Where a line contains the word "right", copy that line.

---

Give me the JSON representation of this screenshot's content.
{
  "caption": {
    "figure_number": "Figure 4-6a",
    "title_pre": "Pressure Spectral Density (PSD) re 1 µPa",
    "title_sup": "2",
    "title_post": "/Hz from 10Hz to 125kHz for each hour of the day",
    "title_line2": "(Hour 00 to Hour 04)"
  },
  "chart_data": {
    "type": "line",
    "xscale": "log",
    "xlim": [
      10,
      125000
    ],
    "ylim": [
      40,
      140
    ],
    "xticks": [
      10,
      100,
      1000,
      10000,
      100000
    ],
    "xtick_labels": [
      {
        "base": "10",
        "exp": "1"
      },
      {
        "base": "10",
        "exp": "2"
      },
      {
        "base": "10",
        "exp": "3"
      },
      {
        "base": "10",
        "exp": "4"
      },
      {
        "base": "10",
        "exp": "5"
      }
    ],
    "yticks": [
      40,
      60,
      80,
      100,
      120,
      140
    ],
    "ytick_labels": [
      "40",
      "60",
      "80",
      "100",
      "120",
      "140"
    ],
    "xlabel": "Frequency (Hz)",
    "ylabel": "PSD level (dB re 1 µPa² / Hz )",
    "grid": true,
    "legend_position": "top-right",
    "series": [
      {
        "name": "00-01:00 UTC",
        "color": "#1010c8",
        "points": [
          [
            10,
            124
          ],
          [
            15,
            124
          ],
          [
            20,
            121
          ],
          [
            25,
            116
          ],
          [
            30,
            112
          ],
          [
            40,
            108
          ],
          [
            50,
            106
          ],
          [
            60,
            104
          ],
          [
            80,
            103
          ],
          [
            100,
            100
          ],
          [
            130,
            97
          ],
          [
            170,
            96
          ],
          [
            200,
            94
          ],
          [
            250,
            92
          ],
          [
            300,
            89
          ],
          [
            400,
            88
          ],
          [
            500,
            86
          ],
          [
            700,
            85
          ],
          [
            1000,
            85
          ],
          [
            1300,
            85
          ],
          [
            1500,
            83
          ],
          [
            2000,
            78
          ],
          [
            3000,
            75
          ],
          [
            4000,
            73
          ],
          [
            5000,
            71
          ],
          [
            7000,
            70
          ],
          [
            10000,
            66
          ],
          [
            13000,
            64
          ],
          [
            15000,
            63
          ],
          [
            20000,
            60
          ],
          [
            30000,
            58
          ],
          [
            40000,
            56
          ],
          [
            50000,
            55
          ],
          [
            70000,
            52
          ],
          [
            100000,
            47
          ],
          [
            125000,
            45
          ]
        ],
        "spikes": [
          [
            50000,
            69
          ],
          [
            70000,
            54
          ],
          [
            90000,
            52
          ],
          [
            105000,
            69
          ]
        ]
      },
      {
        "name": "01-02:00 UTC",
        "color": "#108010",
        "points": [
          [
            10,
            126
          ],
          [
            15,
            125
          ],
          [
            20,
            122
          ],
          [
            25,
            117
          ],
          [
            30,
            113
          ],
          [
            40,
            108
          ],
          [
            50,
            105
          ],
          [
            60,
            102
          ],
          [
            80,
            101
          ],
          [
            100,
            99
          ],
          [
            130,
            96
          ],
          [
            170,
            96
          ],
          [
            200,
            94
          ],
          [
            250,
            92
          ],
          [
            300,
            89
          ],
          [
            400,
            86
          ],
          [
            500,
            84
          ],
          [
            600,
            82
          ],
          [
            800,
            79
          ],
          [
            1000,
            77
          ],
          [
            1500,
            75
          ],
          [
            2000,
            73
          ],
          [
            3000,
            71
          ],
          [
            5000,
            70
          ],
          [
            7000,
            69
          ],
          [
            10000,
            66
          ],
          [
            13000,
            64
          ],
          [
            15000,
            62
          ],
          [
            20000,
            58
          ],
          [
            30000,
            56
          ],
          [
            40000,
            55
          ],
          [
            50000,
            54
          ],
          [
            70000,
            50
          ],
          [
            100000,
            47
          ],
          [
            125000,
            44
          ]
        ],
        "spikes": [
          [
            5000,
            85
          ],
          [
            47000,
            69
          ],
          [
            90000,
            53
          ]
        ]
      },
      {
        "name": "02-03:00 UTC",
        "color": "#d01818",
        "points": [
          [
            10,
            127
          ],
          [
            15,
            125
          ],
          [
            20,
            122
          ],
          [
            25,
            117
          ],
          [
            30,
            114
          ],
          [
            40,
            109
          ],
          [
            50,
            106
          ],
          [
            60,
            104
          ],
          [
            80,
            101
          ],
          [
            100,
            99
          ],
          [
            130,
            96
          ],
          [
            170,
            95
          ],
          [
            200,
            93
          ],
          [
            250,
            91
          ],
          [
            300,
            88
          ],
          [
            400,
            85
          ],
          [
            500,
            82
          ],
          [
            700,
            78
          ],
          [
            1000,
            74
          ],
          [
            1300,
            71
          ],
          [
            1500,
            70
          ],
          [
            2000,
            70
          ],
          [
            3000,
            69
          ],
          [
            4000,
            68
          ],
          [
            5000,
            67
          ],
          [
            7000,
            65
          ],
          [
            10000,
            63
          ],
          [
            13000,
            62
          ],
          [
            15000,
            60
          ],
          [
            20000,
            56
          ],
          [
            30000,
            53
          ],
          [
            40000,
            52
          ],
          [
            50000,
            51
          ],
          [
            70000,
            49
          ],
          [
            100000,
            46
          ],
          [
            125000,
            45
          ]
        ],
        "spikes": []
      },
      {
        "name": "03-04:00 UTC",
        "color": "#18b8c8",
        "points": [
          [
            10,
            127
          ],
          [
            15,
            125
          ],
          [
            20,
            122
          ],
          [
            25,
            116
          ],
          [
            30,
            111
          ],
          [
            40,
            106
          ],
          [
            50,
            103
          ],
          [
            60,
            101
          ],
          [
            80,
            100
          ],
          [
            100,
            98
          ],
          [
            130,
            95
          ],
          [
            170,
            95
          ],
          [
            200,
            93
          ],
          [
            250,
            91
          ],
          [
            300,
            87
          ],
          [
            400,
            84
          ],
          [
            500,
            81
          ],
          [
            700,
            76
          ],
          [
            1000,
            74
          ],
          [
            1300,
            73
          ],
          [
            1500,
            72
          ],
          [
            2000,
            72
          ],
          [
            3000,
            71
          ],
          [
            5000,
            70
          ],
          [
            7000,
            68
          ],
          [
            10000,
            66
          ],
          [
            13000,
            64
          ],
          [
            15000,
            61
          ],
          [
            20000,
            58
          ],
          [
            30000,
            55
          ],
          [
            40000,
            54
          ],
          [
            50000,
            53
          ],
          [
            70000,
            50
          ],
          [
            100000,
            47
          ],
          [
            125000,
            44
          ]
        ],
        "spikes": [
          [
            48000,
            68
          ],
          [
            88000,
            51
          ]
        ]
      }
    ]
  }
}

---

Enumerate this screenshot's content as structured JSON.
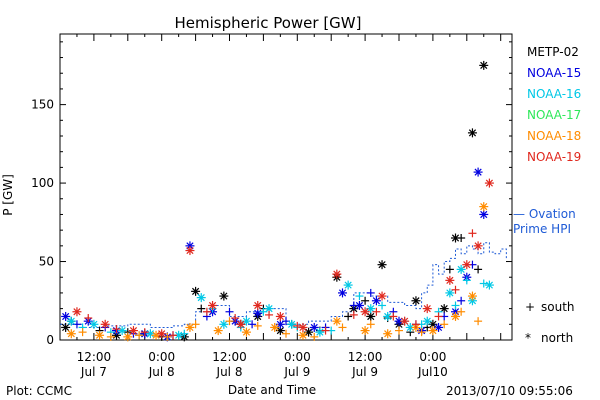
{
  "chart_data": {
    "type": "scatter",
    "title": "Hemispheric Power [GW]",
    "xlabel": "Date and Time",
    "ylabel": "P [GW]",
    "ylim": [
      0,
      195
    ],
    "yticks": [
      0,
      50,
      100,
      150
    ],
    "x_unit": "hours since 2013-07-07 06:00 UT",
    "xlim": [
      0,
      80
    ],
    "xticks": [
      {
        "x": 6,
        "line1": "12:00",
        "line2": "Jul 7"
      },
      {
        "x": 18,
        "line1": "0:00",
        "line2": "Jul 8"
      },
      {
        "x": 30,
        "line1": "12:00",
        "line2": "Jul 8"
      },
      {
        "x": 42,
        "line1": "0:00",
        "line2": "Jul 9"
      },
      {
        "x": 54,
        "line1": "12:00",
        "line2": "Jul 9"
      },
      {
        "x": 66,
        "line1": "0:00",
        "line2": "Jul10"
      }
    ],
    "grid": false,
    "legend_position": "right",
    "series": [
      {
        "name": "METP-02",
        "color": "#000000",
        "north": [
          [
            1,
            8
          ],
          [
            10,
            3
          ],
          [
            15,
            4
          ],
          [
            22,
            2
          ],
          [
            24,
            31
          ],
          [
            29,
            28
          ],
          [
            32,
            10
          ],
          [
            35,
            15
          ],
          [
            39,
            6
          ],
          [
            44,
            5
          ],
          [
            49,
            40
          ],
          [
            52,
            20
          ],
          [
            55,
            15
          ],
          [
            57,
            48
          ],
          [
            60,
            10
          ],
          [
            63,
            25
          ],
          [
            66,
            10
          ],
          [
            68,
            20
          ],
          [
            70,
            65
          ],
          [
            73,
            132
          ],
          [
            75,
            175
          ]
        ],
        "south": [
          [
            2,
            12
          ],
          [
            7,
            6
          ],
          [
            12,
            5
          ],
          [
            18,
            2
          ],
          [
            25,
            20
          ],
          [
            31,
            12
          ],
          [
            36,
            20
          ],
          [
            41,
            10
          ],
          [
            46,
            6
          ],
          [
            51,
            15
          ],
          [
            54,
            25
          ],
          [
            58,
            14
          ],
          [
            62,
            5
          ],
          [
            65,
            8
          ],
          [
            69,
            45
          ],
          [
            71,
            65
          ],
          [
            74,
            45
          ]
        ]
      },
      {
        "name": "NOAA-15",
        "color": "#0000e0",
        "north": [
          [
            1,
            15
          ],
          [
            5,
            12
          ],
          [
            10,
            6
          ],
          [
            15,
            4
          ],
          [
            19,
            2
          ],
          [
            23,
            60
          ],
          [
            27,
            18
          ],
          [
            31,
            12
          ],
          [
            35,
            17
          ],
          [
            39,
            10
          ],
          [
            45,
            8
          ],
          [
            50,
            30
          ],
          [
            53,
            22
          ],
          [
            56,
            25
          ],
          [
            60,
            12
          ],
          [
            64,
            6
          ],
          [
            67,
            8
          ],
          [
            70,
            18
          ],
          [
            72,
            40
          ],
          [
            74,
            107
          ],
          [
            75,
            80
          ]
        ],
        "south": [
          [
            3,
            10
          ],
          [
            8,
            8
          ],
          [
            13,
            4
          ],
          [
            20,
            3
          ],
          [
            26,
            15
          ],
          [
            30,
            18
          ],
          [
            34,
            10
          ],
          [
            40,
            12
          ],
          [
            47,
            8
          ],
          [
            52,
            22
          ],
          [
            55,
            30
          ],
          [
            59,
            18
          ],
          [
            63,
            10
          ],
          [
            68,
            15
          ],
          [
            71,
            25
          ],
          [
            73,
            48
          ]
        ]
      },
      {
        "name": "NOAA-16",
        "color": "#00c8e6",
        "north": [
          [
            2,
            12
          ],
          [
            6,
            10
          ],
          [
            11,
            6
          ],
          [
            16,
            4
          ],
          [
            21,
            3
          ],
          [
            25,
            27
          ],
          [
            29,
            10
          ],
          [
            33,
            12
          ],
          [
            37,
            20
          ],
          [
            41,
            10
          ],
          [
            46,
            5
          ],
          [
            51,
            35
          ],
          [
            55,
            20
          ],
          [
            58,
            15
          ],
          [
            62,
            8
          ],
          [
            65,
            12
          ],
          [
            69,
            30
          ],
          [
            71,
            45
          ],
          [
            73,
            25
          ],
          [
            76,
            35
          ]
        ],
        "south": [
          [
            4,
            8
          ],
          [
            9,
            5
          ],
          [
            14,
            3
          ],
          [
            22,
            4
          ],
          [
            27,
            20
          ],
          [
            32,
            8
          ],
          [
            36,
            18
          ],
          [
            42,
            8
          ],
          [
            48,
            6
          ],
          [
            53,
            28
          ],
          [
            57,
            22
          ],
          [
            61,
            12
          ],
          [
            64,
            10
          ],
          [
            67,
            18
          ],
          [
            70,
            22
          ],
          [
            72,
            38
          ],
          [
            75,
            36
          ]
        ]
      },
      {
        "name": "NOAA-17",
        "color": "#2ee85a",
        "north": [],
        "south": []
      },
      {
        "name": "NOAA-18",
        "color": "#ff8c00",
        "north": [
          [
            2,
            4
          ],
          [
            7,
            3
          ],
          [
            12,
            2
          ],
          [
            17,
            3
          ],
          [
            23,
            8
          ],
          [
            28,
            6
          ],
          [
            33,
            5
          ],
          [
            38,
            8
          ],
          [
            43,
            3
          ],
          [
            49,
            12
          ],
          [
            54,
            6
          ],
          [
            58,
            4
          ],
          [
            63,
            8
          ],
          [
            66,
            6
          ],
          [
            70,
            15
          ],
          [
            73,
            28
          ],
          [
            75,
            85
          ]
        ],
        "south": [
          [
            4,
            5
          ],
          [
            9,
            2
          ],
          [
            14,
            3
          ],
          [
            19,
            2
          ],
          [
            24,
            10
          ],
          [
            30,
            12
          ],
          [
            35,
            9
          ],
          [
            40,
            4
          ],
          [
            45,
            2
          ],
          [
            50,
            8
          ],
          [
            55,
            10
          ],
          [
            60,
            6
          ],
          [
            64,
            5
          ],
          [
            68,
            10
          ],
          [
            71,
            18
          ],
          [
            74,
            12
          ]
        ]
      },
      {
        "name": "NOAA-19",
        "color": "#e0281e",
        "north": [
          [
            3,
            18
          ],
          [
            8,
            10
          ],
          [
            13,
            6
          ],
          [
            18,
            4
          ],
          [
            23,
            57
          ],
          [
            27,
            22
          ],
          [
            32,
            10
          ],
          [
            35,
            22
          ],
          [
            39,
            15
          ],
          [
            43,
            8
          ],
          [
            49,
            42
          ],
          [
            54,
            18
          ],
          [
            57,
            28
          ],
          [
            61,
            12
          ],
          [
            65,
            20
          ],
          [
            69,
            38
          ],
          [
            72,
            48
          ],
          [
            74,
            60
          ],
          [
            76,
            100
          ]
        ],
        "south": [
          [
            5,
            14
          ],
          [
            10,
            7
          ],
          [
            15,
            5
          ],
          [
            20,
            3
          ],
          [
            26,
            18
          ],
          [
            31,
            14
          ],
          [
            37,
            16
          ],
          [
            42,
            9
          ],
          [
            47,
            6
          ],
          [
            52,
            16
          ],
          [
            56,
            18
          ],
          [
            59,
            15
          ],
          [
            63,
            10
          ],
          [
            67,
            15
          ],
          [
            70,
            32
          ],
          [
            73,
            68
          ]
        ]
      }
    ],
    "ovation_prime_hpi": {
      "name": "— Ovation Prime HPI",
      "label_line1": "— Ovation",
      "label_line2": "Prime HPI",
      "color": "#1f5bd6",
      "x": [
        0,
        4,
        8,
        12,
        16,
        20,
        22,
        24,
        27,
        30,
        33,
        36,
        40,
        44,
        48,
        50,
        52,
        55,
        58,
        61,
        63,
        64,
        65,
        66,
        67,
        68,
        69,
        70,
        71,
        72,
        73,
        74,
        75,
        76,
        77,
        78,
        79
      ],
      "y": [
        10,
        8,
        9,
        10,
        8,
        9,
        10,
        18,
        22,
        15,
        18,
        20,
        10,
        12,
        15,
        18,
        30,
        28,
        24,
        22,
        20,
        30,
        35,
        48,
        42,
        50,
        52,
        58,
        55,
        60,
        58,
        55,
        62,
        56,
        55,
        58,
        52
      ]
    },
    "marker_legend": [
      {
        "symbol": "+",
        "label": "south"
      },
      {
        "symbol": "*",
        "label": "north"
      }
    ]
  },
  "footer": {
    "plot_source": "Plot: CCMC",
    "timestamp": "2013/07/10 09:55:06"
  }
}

---

*Response:*
    "legend_position": "top-right",
    "legend_position": "right",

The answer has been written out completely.